Exercise aim: Copy out all the lines where "JSON" shows up.

Stored entries
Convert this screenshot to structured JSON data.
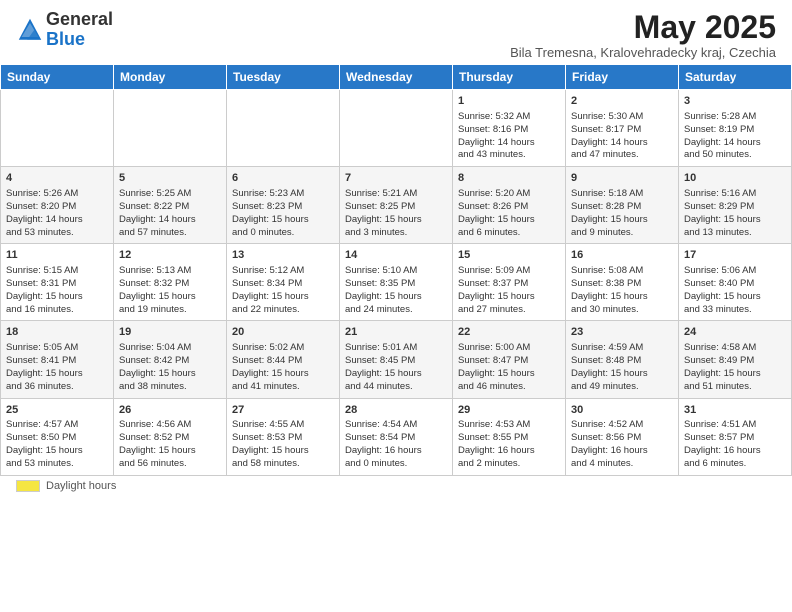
{
  "header": {
    "logo_general": "General",
    "logo_blue": "Blue",
    "month_title": "May 2025",
    "subtitle": "Bila Tremesna, Kralovehradecky kraj, Czechia"
  },
  "days_of_week": [
    "Sunday",
    "Monday",
    "Tuesday",
    "Wednesday",
    "Thursday",
    "Friday",
    "Saturday"
  ],
  "weeks": [
    [
      {
        "day": "",
        "info": ""
      },
      {
        "day": "",
        "info": ""
      },
      {
        "day": "",
        "info": ""
      },
      {
        "day": "",
        "info": ""
      },
      {
        "day": "1",
        "info": "Sunrise: 5:32 AM\nSunset: 8:16 PM\nDaylight: 14 hours\nand 43 minutes."
      },
      {
        "day": "2",
        "info": "Sunrise: 5:30 AM\nSunset: 8:17 PM\nDaylight: 14 hours\nand 47 minutes."
      },
      {
        "day": "3",
        "info": "Sunrise: 5:28 AM\nSunset: 8:19 PM\nDaylight: 14 hours\nand 50 minutes."
      }
    ],
    [
      {
        "day": "4",
        "info": "Sunrise: 5:26 AM\nSunset: 8:20 PM\nDaylight: 14 hours\nand 53 minutes."
      },
      {
        "day": "5",
        "info": "Sunrise: 5:25 AM\nSunset: 8:22 PM\nDaylight: 14 hours\nand 57 minutes."
      },
      {
        "day": "6",
        "info": "Sunrise: 5:23 AM\nSunset: 8:23 PM\nDaylight: 15 hours\nand 0 minutes."
      },
      {
        "day": "7",
        "info": "Sunrise: 5:21 AM\nSunset: 8:25 PM\nDaylight: 15 hours\nand 3 minutes."
      },
      {
        "day": "8",
        "info": "Sunrise: 5:20 AM\nSunset: 8:26 PM\nDaylight: 15 hours\nand 6 minutes."
      },
      {
        "day": "9",
        "info": "Sunrise: 5:18 AM\nSunset: 8:28 PM\nDaylight: 15 hours\nand 9 minutes."
      },
      {
        "day": "10",
        "info": "Sunrise: 5:16 AM\nSunset: 8:29 PM\nDaylight: 15 hours\nand 13 minutes."
      }
    ],
    [
      {
        "day": "11",
        "info": "Sunrise: 5:15 AM\nSunset: 8:31 PM\nDaylight: 15 hours\nand 16 minutes."
      },
      {
        "day": "12",
        "info": "Sunrise: 5:13 AM\nSunset: 8:32 PM\nDaylight: 15 hours\nand 19 minutes."
      },
      {
        "day": "13",
        "info": "Sunrise: 5:12 AM\nSunset: 8:34 PM\nDaylight: 15 hours\nand 22 minutes."
      },
      {
        "day": "14",
        "info": "Sunrise: 5:10 AM\nSunset: 8:35 PM\nDaylight: 15 hours\nand 24 minutes."
      },
      {
        "day": "15",
        "info": "Sunrise: 5:09 AM\nSunset: 8:37 PM\nDaylight: 15 hours\nand 27 minutes."
      },
      {
        "day": "16",
        "info": "Sunrise: 5:08 AM\nSunset: 8:38 PM\nDaylight: 15 hours\nand 30 minutes."
      },
      {
        "day": "17",
        "info": "Sunrise: 5:06 AM\nSunset: 8:40 PM\nDaylight: 15 hours\nand 33 minutes."
      }
    ],
    [
      {
        "day": "18",
        "info": "Sunrise: 5:05 AM\nSunset: 8:41 PM\nDaylight: 15 hours\nand 36 minutes."
      },
      {
        "day": "19",
        "info": "Sunrise: 5:04 AM\nSunset: 8:42 PM\nDaylight: 15 hours\nand 38 minutes."
      },
      {
        "day": "20",
        "info": "Sunrise: 5:02 AM\nSunset: 8:44 PM\nDaylight: 15 hours\nand 41 minutes."
      },
      {
        "day": "21",
        "info": "Sunrise: 5:01 AM\nSunset: 8:45 PM\nDaylight: 15 hours\nand 44 minutes."
      },
      {
        "day": "22",
        "info": "Sunrise: 5:00 AM\nSunset: 8:47 PM\nDaylight: 15 hours\nand 46 minutes."
      },
      {
        "day": "23",
        "info": "Sunrise: 4:59 AM\nSunset: 8:48 PM\nDaylight: 15 hours\nand 49 minutes."
      },
      {
        "day": "24",
        "info": "Sunrise: 4:58 AM\nSunset: 8:49 PM\nDaylight: 15 hours\nand 51 minutes."
      }
    ],
    [
      {
        "day": "25",
        "info": "Sunrise: 4:57 AM\nSunset: 8:50 PM\nDaylight: 15 hours\nand 53 minutes."
      },
      {
        "day": "26",
        "info": "Sunrise: 4:56 AM\nSunset: 8:52 PM\nDaylight: 15 hours\nand 56 minutes."
      },
      {
        "day": "27",
        "info": "Sunrise: 4:55 AM\nSunset: 8:53 PM\nDaylight: 15 hours\nand 58 minutes."
      },
      {
        "day": "28",
        "info": "Sunrise: 4:54 AM\nSunset: 8:54 PM\nDaylight: 16 hours\nand 0 minutes."
      },
      {
        "day": "29",
        "info": "Sunrise: 4:53 AM\nSunset: 8:55 PM\nDaylight: 16 hours\nand 2 minutes."
      },
      {
        "day": "30",
        "info": "Sunrise: 4:52 AM\nSunset: 8:56 PM\nDaylight: 16 hours\nand 4 minutes."
      },
      {
        "day": "31",
        "info": "Sunrise: 4:51 AM\nSunset: 8:57 PM\nDaylight: 16 hours\nand 6 minutes."
      }
    ]
  ],
  "footer": {
    "daylight_label": "Daylight hours"
  }
}
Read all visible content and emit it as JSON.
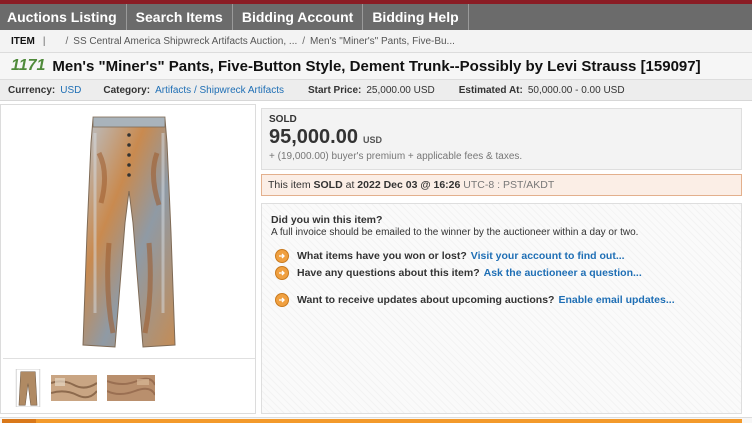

Answer in full:
Convert this screenshot to structured JSON data.
Read all visible content and emit it as JSON.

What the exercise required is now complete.